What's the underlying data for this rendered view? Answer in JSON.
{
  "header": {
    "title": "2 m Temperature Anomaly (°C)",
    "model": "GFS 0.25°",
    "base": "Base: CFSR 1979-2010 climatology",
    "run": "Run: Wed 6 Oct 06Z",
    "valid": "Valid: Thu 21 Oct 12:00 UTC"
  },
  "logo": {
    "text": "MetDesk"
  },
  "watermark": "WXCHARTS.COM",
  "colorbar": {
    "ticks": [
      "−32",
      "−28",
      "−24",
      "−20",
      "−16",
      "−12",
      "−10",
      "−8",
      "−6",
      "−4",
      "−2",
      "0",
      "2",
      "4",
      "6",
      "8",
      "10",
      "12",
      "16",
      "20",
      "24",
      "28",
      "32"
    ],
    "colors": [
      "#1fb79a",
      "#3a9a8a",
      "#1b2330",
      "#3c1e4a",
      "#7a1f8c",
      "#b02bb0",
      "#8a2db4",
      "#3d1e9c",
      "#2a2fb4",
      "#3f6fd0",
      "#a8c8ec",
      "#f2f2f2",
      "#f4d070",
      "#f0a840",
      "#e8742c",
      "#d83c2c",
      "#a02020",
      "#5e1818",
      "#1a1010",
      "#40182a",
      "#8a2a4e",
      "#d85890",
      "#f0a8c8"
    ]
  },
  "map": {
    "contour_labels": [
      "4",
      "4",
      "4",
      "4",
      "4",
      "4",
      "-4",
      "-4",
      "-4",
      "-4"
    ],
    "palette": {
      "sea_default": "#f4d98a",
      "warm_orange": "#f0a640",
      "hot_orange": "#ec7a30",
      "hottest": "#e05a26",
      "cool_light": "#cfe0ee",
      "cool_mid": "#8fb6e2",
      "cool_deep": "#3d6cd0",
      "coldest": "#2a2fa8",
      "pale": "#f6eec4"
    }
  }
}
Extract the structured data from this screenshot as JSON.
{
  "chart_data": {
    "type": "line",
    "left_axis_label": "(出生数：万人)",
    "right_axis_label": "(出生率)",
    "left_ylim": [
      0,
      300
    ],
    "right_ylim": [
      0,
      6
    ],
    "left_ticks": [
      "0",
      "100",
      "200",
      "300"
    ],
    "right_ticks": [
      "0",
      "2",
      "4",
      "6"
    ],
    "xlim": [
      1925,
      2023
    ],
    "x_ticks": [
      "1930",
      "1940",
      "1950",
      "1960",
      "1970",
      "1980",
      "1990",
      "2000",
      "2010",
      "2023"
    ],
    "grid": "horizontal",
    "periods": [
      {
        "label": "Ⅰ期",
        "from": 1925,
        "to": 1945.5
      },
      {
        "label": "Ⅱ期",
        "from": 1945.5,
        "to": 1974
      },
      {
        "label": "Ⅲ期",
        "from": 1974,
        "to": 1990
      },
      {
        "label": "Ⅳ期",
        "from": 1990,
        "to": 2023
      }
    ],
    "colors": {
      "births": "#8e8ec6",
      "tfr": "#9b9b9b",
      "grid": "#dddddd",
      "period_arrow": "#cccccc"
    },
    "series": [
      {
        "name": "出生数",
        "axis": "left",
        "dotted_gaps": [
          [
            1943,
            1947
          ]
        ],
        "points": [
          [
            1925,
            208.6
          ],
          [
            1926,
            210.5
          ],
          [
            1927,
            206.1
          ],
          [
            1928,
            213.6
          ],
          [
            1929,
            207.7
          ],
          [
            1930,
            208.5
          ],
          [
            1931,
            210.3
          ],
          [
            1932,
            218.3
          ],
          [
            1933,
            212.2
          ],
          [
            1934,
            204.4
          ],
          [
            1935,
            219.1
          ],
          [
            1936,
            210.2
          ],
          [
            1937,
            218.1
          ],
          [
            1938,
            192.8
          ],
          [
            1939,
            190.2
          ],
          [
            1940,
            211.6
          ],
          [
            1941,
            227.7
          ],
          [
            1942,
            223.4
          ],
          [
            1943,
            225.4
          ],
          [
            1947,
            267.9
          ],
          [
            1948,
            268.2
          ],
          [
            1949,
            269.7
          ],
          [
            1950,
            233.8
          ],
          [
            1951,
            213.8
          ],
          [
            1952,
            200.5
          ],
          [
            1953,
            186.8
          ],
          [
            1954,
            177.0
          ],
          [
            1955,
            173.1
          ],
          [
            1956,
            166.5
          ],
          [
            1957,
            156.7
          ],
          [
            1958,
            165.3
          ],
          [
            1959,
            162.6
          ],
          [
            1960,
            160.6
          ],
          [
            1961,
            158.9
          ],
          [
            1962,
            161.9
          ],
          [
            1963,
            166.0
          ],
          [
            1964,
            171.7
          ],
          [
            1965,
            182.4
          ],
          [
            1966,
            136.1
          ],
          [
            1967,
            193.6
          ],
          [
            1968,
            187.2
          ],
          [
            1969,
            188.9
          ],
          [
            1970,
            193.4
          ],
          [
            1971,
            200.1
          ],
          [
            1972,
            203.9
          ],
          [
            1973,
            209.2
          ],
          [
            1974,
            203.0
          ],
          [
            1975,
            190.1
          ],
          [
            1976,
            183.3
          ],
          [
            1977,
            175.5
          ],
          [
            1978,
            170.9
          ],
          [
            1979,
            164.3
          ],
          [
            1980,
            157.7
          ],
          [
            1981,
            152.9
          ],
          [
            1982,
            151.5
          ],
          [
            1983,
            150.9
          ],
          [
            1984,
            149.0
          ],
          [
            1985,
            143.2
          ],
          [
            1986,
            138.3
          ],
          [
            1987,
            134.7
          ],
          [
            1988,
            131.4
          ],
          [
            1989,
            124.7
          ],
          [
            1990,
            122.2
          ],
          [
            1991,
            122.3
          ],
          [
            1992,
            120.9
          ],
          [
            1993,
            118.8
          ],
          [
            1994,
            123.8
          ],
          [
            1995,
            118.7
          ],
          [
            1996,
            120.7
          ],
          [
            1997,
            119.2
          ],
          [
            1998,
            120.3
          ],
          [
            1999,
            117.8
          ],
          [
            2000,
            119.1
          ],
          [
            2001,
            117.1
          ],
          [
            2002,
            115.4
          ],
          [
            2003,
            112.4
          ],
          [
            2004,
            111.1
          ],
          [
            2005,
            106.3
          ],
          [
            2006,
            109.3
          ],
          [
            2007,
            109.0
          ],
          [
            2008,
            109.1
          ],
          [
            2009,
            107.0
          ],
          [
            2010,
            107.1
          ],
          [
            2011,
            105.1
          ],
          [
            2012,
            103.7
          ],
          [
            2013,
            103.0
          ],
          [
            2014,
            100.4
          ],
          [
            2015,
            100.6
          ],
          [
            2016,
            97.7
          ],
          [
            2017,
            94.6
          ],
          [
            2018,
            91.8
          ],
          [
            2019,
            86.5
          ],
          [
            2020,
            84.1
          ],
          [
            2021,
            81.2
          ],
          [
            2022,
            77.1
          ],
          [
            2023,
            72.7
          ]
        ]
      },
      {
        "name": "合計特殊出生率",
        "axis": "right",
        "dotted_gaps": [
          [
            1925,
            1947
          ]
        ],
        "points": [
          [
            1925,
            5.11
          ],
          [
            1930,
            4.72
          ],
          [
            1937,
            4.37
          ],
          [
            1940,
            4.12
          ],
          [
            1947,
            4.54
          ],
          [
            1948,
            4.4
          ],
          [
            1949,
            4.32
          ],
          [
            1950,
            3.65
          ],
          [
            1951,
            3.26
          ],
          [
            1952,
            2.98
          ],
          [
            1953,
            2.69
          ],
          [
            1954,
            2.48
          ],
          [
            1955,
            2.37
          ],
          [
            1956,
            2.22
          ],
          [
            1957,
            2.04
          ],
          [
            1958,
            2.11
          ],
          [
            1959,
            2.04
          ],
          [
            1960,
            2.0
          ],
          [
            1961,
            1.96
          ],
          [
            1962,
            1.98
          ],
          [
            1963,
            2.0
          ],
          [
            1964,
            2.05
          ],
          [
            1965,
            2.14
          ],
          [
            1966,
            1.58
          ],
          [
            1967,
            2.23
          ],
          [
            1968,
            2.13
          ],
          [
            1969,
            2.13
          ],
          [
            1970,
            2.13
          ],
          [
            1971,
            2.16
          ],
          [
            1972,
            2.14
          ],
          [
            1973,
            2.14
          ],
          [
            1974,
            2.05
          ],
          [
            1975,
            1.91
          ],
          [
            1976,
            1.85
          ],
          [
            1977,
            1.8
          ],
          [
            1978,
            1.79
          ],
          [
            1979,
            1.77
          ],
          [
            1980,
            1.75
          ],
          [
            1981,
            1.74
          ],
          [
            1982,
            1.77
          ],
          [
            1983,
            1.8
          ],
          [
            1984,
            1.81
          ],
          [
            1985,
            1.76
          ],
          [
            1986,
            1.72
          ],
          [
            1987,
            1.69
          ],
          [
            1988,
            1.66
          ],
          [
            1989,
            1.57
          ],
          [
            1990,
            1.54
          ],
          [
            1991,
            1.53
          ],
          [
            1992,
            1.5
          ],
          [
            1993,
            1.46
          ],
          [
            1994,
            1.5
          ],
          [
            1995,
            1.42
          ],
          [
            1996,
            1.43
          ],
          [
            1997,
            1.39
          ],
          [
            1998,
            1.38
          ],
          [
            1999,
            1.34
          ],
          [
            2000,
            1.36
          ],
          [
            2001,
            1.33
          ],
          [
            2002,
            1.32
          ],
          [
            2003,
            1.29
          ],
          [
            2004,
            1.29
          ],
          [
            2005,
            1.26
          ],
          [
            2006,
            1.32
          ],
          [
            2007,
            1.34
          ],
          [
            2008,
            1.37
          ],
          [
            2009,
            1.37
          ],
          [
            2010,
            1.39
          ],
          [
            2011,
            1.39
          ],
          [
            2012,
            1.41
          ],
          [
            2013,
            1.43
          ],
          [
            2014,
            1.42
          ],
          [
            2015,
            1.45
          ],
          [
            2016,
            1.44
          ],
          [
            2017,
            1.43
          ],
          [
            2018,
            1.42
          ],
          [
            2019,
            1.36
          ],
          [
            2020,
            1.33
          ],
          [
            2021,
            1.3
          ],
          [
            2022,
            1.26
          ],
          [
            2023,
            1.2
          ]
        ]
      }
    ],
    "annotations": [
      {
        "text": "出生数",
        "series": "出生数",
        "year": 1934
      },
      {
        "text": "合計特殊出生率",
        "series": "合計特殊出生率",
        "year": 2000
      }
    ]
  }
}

= = = = = = =

Task goal: Answer with one number: how many lines in the listing hold "from".

Task response: 5